Find and copy each line of the records where the string "SRMTID" shows up.

Collected data entries:
* * *

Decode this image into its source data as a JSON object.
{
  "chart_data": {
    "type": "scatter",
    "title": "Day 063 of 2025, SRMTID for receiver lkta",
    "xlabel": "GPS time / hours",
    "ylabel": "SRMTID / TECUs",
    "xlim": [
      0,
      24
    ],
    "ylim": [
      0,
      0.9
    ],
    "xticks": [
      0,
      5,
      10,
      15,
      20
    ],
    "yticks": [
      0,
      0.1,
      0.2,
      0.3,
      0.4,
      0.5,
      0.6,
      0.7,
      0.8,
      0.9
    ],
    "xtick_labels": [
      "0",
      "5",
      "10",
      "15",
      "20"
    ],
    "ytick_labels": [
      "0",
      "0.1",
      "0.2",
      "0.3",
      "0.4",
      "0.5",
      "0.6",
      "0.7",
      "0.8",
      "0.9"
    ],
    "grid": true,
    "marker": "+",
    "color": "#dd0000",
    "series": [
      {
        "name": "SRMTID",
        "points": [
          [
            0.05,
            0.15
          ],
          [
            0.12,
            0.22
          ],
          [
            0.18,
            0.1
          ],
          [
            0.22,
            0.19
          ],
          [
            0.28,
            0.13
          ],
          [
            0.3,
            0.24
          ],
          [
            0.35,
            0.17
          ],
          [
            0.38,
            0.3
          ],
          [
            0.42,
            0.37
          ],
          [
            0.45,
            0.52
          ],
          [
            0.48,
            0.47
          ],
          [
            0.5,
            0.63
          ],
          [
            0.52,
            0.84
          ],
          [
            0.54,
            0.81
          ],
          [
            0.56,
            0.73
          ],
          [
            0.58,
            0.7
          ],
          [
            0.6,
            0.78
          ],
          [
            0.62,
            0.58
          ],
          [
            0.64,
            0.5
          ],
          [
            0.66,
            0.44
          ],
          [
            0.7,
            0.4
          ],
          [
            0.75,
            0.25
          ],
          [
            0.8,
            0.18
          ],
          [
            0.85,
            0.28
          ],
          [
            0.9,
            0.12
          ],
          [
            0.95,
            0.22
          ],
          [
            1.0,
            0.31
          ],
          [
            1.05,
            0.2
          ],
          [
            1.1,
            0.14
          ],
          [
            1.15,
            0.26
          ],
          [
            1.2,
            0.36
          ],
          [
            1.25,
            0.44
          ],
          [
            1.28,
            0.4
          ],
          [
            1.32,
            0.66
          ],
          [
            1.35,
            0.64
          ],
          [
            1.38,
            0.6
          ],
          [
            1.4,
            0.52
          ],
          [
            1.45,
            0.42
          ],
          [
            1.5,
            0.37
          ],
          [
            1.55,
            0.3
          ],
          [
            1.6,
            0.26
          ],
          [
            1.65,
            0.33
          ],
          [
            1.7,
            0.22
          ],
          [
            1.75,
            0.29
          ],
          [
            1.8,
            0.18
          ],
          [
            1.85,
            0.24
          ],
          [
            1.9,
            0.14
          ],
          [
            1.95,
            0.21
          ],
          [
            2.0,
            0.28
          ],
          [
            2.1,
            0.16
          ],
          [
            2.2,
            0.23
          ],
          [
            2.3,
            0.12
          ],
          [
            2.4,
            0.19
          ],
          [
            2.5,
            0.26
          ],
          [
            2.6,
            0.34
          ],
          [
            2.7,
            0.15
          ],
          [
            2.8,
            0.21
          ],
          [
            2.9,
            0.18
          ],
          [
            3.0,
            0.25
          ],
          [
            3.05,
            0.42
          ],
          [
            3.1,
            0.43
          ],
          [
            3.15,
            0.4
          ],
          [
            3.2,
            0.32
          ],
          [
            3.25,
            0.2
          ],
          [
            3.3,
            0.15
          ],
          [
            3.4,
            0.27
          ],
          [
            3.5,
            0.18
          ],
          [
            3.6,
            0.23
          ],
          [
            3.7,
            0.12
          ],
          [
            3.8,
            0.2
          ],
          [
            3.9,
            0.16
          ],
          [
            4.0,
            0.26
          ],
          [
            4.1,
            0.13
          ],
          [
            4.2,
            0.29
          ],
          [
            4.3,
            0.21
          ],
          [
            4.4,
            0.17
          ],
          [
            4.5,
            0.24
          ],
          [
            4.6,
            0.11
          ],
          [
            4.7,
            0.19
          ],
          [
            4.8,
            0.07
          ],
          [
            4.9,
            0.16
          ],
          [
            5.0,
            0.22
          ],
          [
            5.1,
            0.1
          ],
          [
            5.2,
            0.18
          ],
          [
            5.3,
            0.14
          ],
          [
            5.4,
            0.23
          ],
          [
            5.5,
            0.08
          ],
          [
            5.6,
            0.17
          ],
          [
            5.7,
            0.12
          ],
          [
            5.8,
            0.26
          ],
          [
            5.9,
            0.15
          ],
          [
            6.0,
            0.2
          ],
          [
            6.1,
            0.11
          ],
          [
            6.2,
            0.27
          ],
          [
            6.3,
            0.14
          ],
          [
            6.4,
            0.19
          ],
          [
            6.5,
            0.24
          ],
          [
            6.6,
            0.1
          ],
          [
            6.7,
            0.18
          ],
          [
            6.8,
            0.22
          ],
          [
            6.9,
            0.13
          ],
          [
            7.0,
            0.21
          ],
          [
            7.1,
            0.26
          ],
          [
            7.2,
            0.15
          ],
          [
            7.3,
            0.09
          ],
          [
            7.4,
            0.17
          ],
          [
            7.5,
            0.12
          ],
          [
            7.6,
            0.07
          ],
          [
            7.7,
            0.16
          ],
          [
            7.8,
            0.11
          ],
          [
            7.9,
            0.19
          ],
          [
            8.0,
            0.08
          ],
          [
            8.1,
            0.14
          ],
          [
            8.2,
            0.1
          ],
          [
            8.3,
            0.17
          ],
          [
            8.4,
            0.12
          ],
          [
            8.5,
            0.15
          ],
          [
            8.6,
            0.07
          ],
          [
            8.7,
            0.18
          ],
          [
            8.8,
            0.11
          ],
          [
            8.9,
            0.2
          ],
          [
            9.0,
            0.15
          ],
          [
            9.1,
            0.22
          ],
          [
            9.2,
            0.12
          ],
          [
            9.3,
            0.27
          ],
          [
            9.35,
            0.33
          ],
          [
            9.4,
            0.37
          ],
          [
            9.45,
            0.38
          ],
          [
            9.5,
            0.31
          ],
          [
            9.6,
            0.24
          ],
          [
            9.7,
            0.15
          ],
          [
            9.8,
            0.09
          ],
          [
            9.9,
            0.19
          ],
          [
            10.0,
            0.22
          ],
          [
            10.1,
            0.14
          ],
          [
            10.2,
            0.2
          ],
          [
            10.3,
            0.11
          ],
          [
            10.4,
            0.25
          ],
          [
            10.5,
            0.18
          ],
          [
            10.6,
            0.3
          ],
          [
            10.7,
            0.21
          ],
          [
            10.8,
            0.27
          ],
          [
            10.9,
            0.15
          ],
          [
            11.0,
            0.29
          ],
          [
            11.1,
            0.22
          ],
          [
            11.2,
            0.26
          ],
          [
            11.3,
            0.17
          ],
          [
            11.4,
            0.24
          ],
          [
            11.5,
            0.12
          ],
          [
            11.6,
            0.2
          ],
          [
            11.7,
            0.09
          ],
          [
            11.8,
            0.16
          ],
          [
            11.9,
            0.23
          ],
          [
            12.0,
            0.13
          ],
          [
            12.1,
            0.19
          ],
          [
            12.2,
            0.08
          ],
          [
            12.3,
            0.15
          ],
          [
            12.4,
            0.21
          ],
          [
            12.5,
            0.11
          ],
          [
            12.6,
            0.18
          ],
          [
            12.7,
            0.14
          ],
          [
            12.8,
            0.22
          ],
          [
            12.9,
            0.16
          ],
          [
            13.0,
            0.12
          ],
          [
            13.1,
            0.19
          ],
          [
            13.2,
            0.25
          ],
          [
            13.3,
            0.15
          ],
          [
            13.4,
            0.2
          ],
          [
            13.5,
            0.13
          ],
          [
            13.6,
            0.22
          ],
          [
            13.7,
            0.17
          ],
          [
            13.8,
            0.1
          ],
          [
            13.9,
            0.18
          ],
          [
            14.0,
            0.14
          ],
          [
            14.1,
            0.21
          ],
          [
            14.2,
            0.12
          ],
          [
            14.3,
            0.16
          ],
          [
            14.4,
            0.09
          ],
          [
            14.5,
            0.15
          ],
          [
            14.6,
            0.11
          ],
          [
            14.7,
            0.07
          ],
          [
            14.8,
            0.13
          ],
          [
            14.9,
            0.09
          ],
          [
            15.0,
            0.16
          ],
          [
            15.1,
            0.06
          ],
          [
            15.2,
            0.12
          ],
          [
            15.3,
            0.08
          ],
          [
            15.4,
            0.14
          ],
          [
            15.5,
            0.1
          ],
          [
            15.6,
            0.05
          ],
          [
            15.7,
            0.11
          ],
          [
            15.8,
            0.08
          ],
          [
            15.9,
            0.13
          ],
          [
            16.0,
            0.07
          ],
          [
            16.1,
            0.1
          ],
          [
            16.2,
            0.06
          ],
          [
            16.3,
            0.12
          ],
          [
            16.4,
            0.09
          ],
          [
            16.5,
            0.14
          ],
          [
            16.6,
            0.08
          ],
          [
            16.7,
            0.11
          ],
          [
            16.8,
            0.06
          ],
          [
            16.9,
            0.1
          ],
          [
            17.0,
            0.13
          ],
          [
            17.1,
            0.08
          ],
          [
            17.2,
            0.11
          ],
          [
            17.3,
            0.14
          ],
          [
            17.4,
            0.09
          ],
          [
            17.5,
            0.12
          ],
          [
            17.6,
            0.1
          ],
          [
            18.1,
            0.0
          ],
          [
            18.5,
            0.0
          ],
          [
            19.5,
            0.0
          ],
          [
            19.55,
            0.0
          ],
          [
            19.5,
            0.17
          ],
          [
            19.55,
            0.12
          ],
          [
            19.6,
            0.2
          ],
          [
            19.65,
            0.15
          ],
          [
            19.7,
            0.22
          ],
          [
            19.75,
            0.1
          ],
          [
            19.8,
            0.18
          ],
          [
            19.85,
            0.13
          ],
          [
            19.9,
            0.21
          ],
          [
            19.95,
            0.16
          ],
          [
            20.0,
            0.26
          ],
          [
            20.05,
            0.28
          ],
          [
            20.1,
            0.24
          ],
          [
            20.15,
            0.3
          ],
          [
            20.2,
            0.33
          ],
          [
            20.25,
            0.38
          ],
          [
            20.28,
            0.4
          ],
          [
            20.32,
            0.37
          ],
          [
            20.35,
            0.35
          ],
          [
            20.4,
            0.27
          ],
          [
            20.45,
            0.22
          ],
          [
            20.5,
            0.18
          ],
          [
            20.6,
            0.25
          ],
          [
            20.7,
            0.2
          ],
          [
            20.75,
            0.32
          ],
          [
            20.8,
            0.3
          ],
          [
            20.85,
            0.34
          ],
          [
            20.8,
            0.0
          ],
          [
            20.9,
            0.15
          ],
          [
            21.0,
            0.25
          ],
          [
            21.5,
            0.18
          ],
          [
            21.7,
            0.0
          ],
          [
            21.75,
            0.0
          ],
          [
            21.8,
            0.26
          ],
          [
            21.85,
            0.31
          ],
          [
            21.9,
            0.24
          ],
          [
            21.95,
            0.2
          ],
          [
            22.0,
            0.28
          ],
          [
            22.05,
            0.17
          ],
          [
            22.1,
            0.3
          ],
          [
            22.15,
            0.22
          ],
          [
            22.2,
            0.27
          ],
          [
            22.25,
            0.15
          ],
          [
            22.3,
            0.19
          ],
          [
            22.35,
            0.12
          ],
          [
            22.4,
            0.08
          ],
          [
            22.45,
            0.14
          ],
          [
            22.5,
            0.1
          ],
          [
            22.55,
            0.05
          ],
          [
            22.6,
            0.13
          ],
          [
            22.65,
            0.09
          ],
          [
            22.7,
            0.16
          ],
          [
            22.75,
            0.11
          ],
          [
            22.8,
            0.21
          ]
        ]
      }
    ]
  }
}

* * *

Answer to the exercise:
    "title": "Day 063 of 2025, SRMTID for receiver lkta",
    "ylabel": "SRMTID / TECUs",
        "name": "SRMTID",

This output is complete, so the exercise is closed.